• YOUR INSTRUCTIONS
Set down, in full, every record in the block.

[Stored data entries]
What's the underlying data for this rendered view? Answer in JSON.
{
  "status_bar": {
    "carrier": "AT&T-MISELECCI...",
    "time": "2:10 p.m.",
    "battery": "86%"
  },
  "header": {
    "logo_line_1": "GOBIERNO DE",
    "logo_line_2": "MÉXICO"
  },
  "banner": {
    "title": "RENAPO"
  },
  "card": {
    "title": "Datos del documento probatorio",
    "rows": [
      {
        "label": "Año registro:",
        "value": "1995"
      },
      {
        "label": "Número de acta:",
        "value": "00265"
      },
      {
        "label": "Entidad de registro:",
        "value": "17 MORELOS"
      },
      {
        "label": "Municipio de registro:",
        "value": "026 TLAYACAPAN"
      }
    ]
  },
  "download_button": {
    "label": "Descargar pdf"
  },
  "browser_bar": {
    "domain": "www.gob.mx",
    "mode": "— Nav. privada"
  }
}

• THE SOLUTION
What's the underlying data for this rendered view? Answer in JSON.
{
  "status_bar": {
    "carrier": "AT&T-MISELECCI...",
    "time": "2:10 p.m.",
    "battery": "86%"
  },
  "header": {
    "logo_line_1": "GOBIERNO DE",
    "logo_line_2": "MÉXICO"
  },
  "banner": {
    "title": "RENAPO"
  },
  "card": {
    "title": "Datos del documento probatorio",
    "rows": [
      {
        "label": "Año registro:",
        "value": "1995"
      },
      {
        "label": "Número de acta:",
        "value": "00265"
      },
      {
        "label": "Entidad de registro:",
        "value": "17 MORELOS"
      },
      {
        "label": "Municipio de registro:",
        "value": "026 TLAYACAPAN"
      }
    ]
  },
  "download_button": {
    "label": "Descargar pdf"
  },
  "browser_bar": {
    "domain": "www.gob.mx",
    "mode": "— Nav. privada"
  }
}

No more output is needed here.